== Material
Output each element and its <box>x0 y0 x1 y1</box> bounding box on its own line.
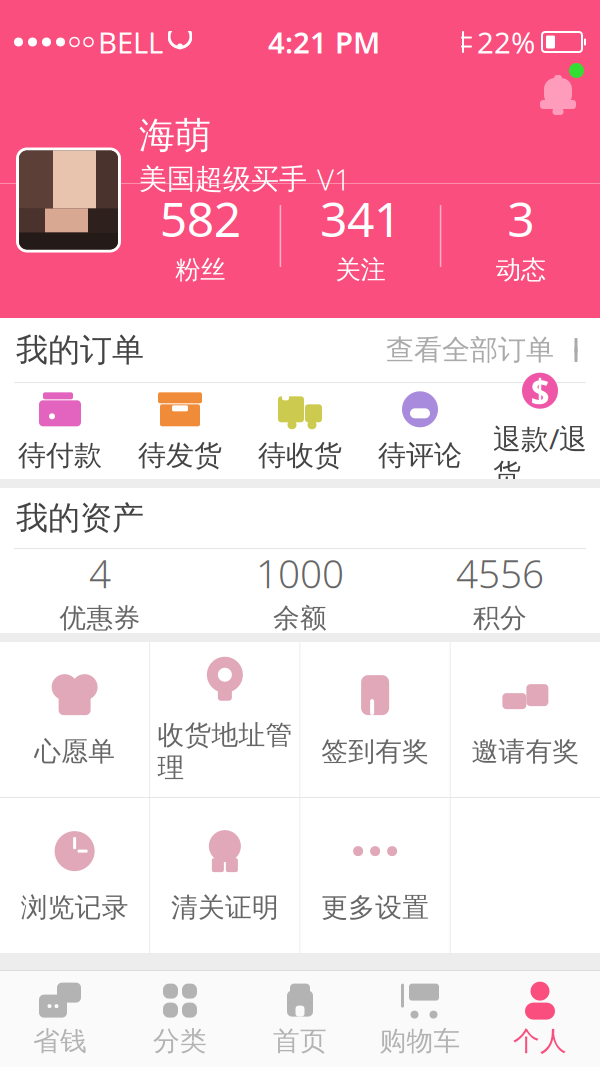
staticText: 3 <box>507 187 534 250</box>
button[interactable]: 我的订单 <box>0 318 600 382</box>
staticText: 首页 <box>273 1025 327 1057</box>
button[interactable]: 1000 <box>200 549 400 633</box>
staticText: 582 <box>160 187 241 250</box>
button[interactable]: 3 <box>441 192 600 280</box>
staticText: 购物车 <box>380 1025 460 1057</box>
button[interactable]: 清关证明 <box>150 798 299 953</box>
button[interactable]: 待收货 <box>240 377 360 485</box>
staticText: 美国超级买手 <box>139 162 307 196</box>
staticText: 签到有奖 <box>321 735 429 768</box>
staticText: 优惠券 <box>60 602 140 635</box>
staticText: 清关证明 <box>171 891 279 924</box>
button[interactable]: 签到有奖 <box>300 642 450 797</box>
button[interactable]: S <box>480 359 600 503</box>
button[interactable]: Profile photo <box>16 148 121 252</box>
staticText: 查看全部订单 <box>386 333 554 367</box>
staticText: 心愿单 <box>34 735 115 768</box>
button[interactable]: 待评论 <box>360 377 480 485</box>
staticText: 粉丝 <box>175 254 225 285</box>
staticText: 341 <box>320 187 401 250</box>
button[interactable]: 收货地址管理 <box>150 642 299 797</box>
staticText: 个人 <box>513 1025 567 1057</box>
button[interactable]: 分类 <box>120 971 240 1067</box>
staticText: 积分 <box>473 602 527 635</box>
button[interactable]: 待付款 <box>0 377 120 485</box>
staticText: 待收货 <box>258 438 342 473</box>
button[interactable]: 341 <box>281 192 440 280</box>
staticText: 22% <box>477 22 535 62</box>
button[interactable]: 首页 <box>240 971 360 1067</box>
staticText: 我的资产 <box>16 498 144 538</box>
staticText: 更多设置 <box>321 891 429 924</box>
button[interactable]: 邀请有奖 <box>451 642 600 797</box>
staticText: 待付款 <box>18 438 102 473</box>
staticText: 分类 <box>153 1025 207 1057</box>
button[interactable]: 4556 <box>400 549 600 633</box>
staticText: 余额 <box>273 602 327 635</box>
button[interactable]: 心愿单 <box>0 642 149 797</box>
staticText: 海萌 <box>139 113 211 158</box>
staticText: 省钱 <box>33 1025 87 1057</box>
button[interactable]: 浏览记录 <box>0 798 149 953</box>
staticText: 关注 <box>336 254 386 285</box>
staticText: 待发货 <box>138 438 222 473</box>
button[interactable]: 更多设置 <box>300 798 450 953</box>
button[interactable]: Notifications <box>532 63 584 121</box>
staticText: V1 <box>317 160 351 199</box>
staticText: S <box>530 368 550 414</box>
button[interactable]: 个人 <box>480 971 600 1067</box>
staticText: 收货地址管理 <box>157 719 292 784</box>
button[interactable]: 582 <box>121 192 280 280</box>
staticText: 浏览记录 <box>21 891 129 924</box>
staticText: 待评论 <box>378 438 462 473</box>
staticText: 邀请有奖 <box>471 735 579 768</box>
staticText: 4556 <box>456 547 544 599</box>
button[interactable]: 购物车 <box>360 971 480 1067</box>
staticText: 4 <box>89 547 111 599</box>
staticText: BELL <box>98 22 163 62</box>
staticText: 4:21 PM <box>268 22 380 62</box>
staticText: 退款/退货 <box>493 420 587 491</box>
button[interactable]: 待发货 <box>120 377 240 485</box>
staticText: 我的订单 <box>16 330 144 370</box>
button[interactable]: 4 <box>0 549 200 633</box>
staticText: 动态 <box>496 254 546 285</box>
staticText: 1000 <box>256 547 344 599</box>
button[interactable]: 省钱 <box>0 971 120 1067</box>
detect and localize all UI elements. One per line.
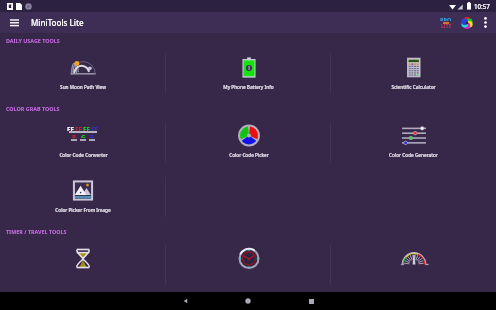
staticText: FF (67, 125, 75, 131)
staticText: TIMER / TRAVEL TOOLS (6, 228, 67, 235)
button[interactable] (166, 237, 331, 292)
staticText: Color Code Picker (229, 152, 269, 158)
staticText: LITE (441, 23, 452, 28)
button[interactable]: Sun Moon Path View (0, 46, 166, 101)
staticText: PRO (440, 16, 452, 21)
staticText: Color Picker From Image (55, 207, 111, 213)
staticText: G (81, 133, 86, 138)
staticText: FF (91, 125, 99, 131)
staticText: Color Code Generator (389, 152, 438, 158)
button[interactable] (0, 237, 166, 292)
button[interactable]: Open navigation drawer (0, 12, 28, 33)
staticText: My Phone Battery Info (223, 84, 274, 90)
staticText: R (72, 133, 77, 138)
button[interactable]: FF (0, 114, 166, 169)
staticText: FF (75, 125, 83, 131)
staticText: Sun Moon Path View (60, 84, 106, 90)
button[interactable]: Upgrade to Pro (435, 12, 456, 33)
staticText: COLOR GRAB TOOLS (6, 105, 60, 112)
staticText: DAILY USAGE TOOLS (6, 37, 60, 44)
staticText: Scientific Calculator (391, 84, 436, 90)
button[interactable]: More options (477, 12, 494, 33)
button[interactable]: Back (176, 292, 194, 310)
staticText: Color Code Converter (59, 152, 108, 158)
button[interactable]: Scientific Calculator (331, 46, 496, 101)
button[interactable]: Home (239, 292, 257, 310)
button[interactable]: Color Picker From Image (0, 169, 166, 224)
button[interactable]: Color Code Generator (331, 114, 496, 169)
staticText: MiniTools Lite (31, 17, 84, 28)
staticText: 10:57 (474, 2, 490, 10)
button[interactable]: Color Code Picker (166, 114, 331, 169)
staticText: FF (83, 125, 91, 131)
staticText: B (90, 133, 95, 138)
button[interactable]: My Phone Battery Info (166, 46, 331, 101)
button[interactable]: Change theme (456, 12, 477, 33)
button[interactable] (331, 237, 496, 292)
button[interactable]: Recent apps (302, 292, 320, 310)
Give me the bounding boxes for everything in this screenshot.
====
Your objective: Reproduce all of the records above line for line, without changing a character, and omit the pictures.

Result of this exercise:
Output each element and its <box>x0 y0 x1 y1</box> bounding box on its own line.
staticText: 3 <box>507 187 534 250</box>
button[interactable]: 我的订单 <box>0 318 600 382</box>
staticText: 首页 <box>273 1025 327 1057</box>
button[interactable]: 1000 <box>200 549 400 633</box>
staticText: 582 <box>160 187 241 250</box>
button[interactable]: 3 <box>441 192 600 280</box>
staticText: 购物车 <box>380 1025 460 1057</box>
button[interactable]: 清关证明 <box>150 798 299 953</box>
button[interactable]: 待收货 <box>240 377 360 485</box>
staticText: 美国超级买手 <box>139 162 307 196</box>
staticText: 签到有奖 <box>321 735 429 768</box>
staticText: 优惠券 <box>60 602 140 635</box>
staticText: 清关证明 <box>171 891 279 924</box>
button[interactable]: 签到有奖 <box>300 642 450 797</box>
button[interactable]: S <box>480 359 600 503</box>
button[interactable]: Profile photo <box>16 148 121 252</box>
staticText: 查看全部订单 <box>386 333 554 367</box>
staticText: 心愿单 <box>34 735 115 768</box>
button[interactable]: 待评论 <box>360 377 480 485</box>
staticText: 粉丝 <box>175 254 225 285</box>
staticText: 341 <box>320 187 401 250</box>
button[interactable]: 收货地址管理 <box>150 642 299 797</box>
staticText: 个人 <box>513 1025 567 1057</box>
button[interactable]: 分类 <box>120 971 240 1067</box>
staticText: 积分 <box>473 602 527 635</box>
button[interactable]: 待付款 <box>0 377 120 485</box>
staticText: 待收货 <box>258 438 342 473</box>
button[interactable]: 341 <box>281 192 440 280</box>
staticText: 22% <box>477 22 535 62</box>
button[interactable]: 首页 <box>240 971 360 1067</box>
staticText: 我的资产 <box>16 498 144 538</box>
staticText: 更多设置 <box>321 891 429 924</box>
button[interactable]: 邀请有奖 <box>451 642 600 797</box>
staticText: 待付款 <box>18 438 102 473</box>
staticText: 分类 <box>153 1025 207 1057</box>
button[interactable]: 4556 <box>400 549 600 633</box>
staticText: 余额 <box>273 602 327 635</box>
button[interactable]: 心愿单 <box>0 642 149 797</box>
staticText: 海萌 <box>139 113 211 158</box>
staticText: 省钱 <box>33 1025 87 1057</box>
button[interactable]: 浏览记录 <box>0 798 149 953</box>
staticText: 关注 <box>336 254 386 285</box>
staticText: 待发货 <box>138 438 222 473</box>
button[interactable]: 更多设置 <box>300 798 450 953</box>
button[interactable]: Notifications <box>532 63 584 121</box>
staticText: V1 <box>317 160 351 199</box>
staticText: S <box>530 368 550 414</box>
button[interactable]: 个人 <box>480 971 600 1067</box>
staticText: 收货地址管理 <box>157 719 292 784</box>
button[interactable]: 582 <box>121 192 280 280</box>
staticText: 浏览记录 <box>21 891 129 924</box>
staticText: 待评论 <box>378 438 462 473</box>
staticText: 邀请有奖 <box>471 735 579 768</box>
staticText: 4556 <box>456 547 544 599</box>
button[interactable]: 购物车 <box>360 971 480 1067</box>
staticText: 4 <box>89 547 111 599</box>
staticText: BELL <box>98 22 163 62</box>
staticText: 4:21 PM <box>268 22 380 62</box>
staticText: 退款/退货 <box>493 420 587 491</box>
button[interactable]: 待发货 <box>120 377 240 485</box>
staticText: 我的订单 <box>16 330 144 370</box>
button[interactable]: 4 <box>0 549 200 633</box>
staticText: 动态 <box>496 254 546 285</box>
staticText: 1000 <box>256 547 344 599</box>
button[interactable]: 省钱 <box>0 971 120 1067</box>
detect and localize all UI elements. One per line.
staticText: FF (67, 125, 75, 131)
staticText: TIMER / TRAVEL TOOLS (6, 228, 67, 235)
button[interactable] (166, 237, 331, 292)
staticText: Color Code Picker (229, 152, 269, 158)
staticText: LITE (441, 23, 452, 28)
button[interactable]: Sun Moon Path View (0, 46, 166, 101)
staticText: PRO (440, 16, 452, 21)
staticText: Color Picker From Image (55, 207, 111, 213)
staticText: G (81, 133, 86, 138)
staticText: FF (91, 125, 99, 131)
staticText: Color Code Generator (389, 152, 438, 158)
button[interactable] (0, 237, 166, 292)
button[interactable]: Open navigation drawer (0, 12, 28, 33)
staticText: My Phone Battery Info (223, 84, 274, 90)
staticText: R (72, 133, 77, 138)
button[interactable]: FF (0, 114, 166, 169)
staticText: FF (75, 125, 83, 131)
staticText: Sun Moon Path View (60, 84, 106, 90)
button[interactable]: Upgrade to Pro (435, 12, 456, 33)
staticText: COLOR GRAB TOOLS (6, 105, 60, 112)
staticText: DAILY USAGE TOOLS (6, 37, 60, 44)
staticText: Scientific Calculator (391, 84, 436, 90)
button[interactable]: More options (477, 12, 494, 33)
button[interactable]: Back (176, 292, 194, 310)
staticText: Color Code Converter (59, 152, 108, 158)
button[interactable]: Scientific Calculator (331, 46, 496, 101)
button[interactable]: Home (239, 292, 257, 310)
button[interactable]: Color Picker From Image (0, 169, 166, 224)
button[interactable]: Color Code Generator (331, 114, 496, 169)
staticText: MiniTools Lite (31, 17, 84, 28)
staticText: 10:57 (474, 2, 490, 10)
button[interactable]: Color Code Picker (166, 114, 331, 169)
staticText: FF (83, 125, 91, 131)
staticText: B (90, 133, 95, 138)
button[interactable]: My Phone Battery Info (166, 46, 331, 101)
button[interactable]: Change theme (456, 12, 477, 33)
button[interactable] (331, 237, 496, 292)
button[interactable]: Recent apps (302, 292, 320, 310)
Give me the bounding boxes for everything in this screenshot.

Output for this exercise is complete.